** BEGIN **

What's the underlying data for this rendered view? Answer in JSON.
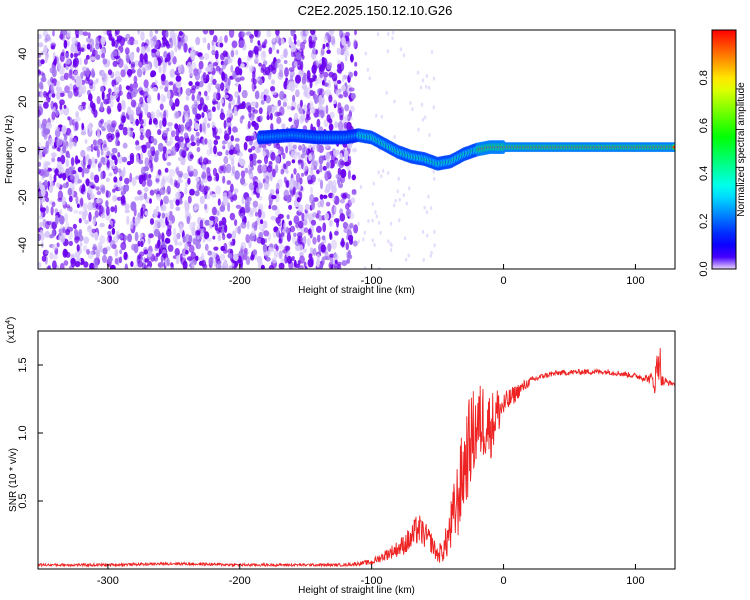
{
  "title": "C2E2.2025.150.12.10.G26",
  "chart_data": [
    {
      "type": "heatmap",
      "xlabel": "Height of straight line (km)",
      "ylabel": "Frequency (Hz)",
      "xlim": [
        -353,
        130
      ],
      "ylim": [
        -50,
        50
      ],
      "xticks": [
        -300,
        -200,
        -100,
        0,
        100
      ],
      "yticks": [
        -40,
        -20,
        0,
        20,
        40
      ],
      "colorbar": {
        "label": "Normalized spectral amplitude",
        "range": [
          0,
          1
        ],
        "ticks": [
          0.0,
          0.2,
          0.4,
          0.6,
          0.8
        ],
        "tick_labels": [
          "0.0",
          "0.2",
          "0.4",
          "0.6",
          "0.8"
        ]
      },
      "noise_region_x": [
        -353,
        -112
      ],
      "signal_track": {
        "x": [
          -185,
          -160,
          -140,
          -120,
          -110,
          -100,
          -90,
          -80,
          -70,
          -60,
          -50,
          -40,
          -30,
          -20,
          -10,
          0,
          30,
          60,
          90,
          115,
          130
        ],
        "y": [
          5,
          6,
          5,
          5,
          6,
          5,
          2,
          -1,
          -3,
          -4,
          -6,
          -5,
          -2,
          0,
          1,
          1,
          1,
          1,
          1,
          1,
          1
        ]
      },
      "colors": {
        "noise": "#7b00ff",
        "line": "#ff2200",
        "halo": "#00cc66"
      }
    },
    {
      "type": "line",
      "xlabel": "Height of straight line (km)",
      "ylabel": "SNR (10 * v/v)",
      "y_multiplier": "(x10⁴)",
      "y_multiplier_base": "(x10",
      "y_multiplier_exp": "4",
      "xlim": [
        -353,
        130
      ],
      "ylim": [
        0,
        1.75
      ],
      "xticks": [
        -300,
        -200,
        -100,
        0,
        100
      ],
      "yticks": [
        0.5,
        1.0,
        1.5
      ],
      "ytick_labels": [
        "0.5",
        "1.0",
        "1.5"
      ],
      "series": [
        {
          "color": "#ee2222",
          "x": [
            -353,
            -300,
            -250,
            -200,
            -150,
            -120,
            -100,
            -90,
            -80,
            -70,
            -65,
            -60,
            -55,
            -50,
            -45,
            -40,
            -35,
            -30,
            -25,
            -20,
            -15,
            -10,
            -5,
            0,
            10,
            20,
            30,
            40,
            60,
            80,
            100,
            110,
            115,
            118,
            120,
            125,
            130
          ],
          "y": [
            0.03,
            0.03,
            0.04,
            0.03,
            0.03,
            0.03,
            0.05,
            0.1,
            0.15,
            0.22,
            0.3,
            0.25,
            0.2,
            0.1,
            0.15,
            0.3,
            0.5,
            0.75,
            0.95,
            1.05,
            1.1,
            1.05,
            1.15,
            1.2,
            1.3,
            1.38,
            1.42,
            1.44,
            1.45,
            1.45,
            1.42,
            1.4,
            1.38,
            1.6,
            1.38,
            1.37,
            1.36
          ],
          "jitter": [
            0.01,
            0.01,
            0.01,
            0.01,
            0.01,
            0.01,
            0.02,
            0.04,
            0.06,
            0.1,
            0.12,
            0.1,
            0.08,
            0.06,
            0.1,
            0.2,
            0.3,
            0.35,
            0.35,
            0.3,
            0.3,
            0.25,
            0.2,
            0.1,
            0.06,
            0.03,
            0.02,
            0.02,
            0.02,
            0.02,
            0.02,
            0.03,
            0.1,
            0.2,
            0.05,
            0.02,
            0.02
          ]
        }
      ]
    }
  ]
}
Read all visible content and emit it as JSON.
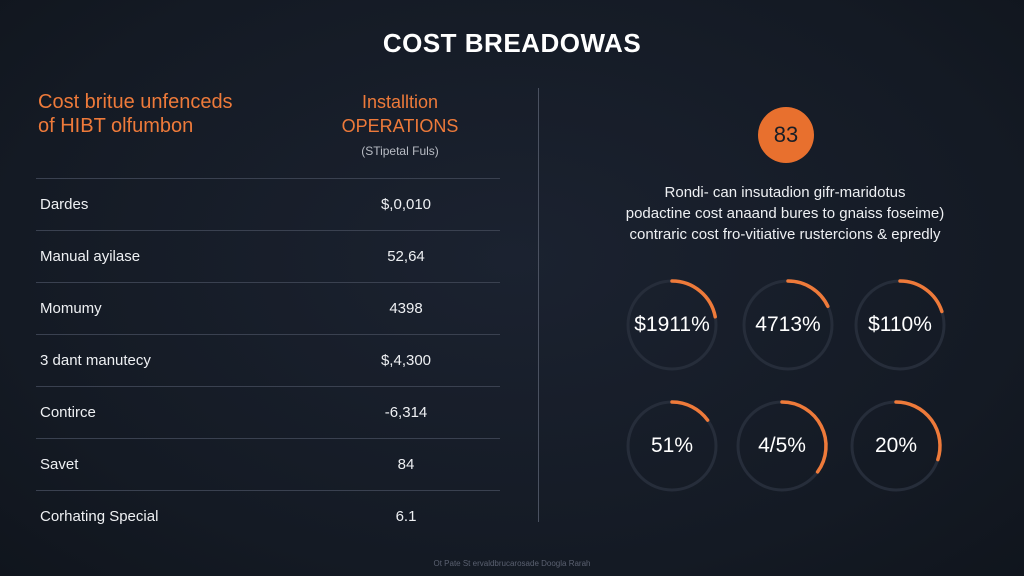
{
  "title": "COST BREADOWAS",
  "left_heading": {
    "line1": "Cost britue unfenceds",
    "line2": "of HIBT olfumbon"
  },
  "column_heading": {
    "line1": "Installtion",
    "line2": "OPERATIONS",
    "line3": "(STipetal Fuls)"
  },
  "rows": [
    {
      "label": "Dardes",
      "value": "$,0,010"
    },
    {
      "label": "Manual ayilase",
      "value": "52,64"
    },
    {
      "label": "Momumy",
      "value": "4398"
    },
    {
      "label": "3 dant manutecy",
      "value": "$,4,300"
    },
    {
      "label": "Contirce",
      "value": "-6,314"
    },
    {
      "label": "Savet",
      "value": "84"
    },
    {
      "label": "Corhating Special",
      "value": "6.1"
    }
  ],
  "badge": "83",
  "description": {
    "line1": "Rondi- can insutadion gifr-maridotus",
    "line2": "podactine cost anaand bures to gnaiss foseime)",
    "line3": "contraric cost fro-vitiative rustercions & epredly"
  },
  "gauges": [
    {
      "label": "$1911%",
      "fraction": 0.22
    },
    {
      "label": "4713%",
      "fraction": 0.18
    },
    {
      "label": "$110%",
      "fraction": 0.2
    },
    {
      "label": "51%",
      "fraction": 0.15
    },
    {
      "label": "4/5%",
      "fraction": 0.35
    },
    {
      "label": "20%",
      "fraction": 0.3
    }
  ],
  "footer": "Ot Pate St ervaldbrucarosade Doogla Rarah",
  "colors": {
    "accent": "#ee7a3a",
    "background": "#151b26",
    "ring_track": "#262d3a"
  }
}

** END **

## The exercise
Where a line in the material above holds "JSON", copy that line.

## Output of the task
What's the underlying data for this rendered view? Answer in JSON.
Read all visible content and emit it as JSON.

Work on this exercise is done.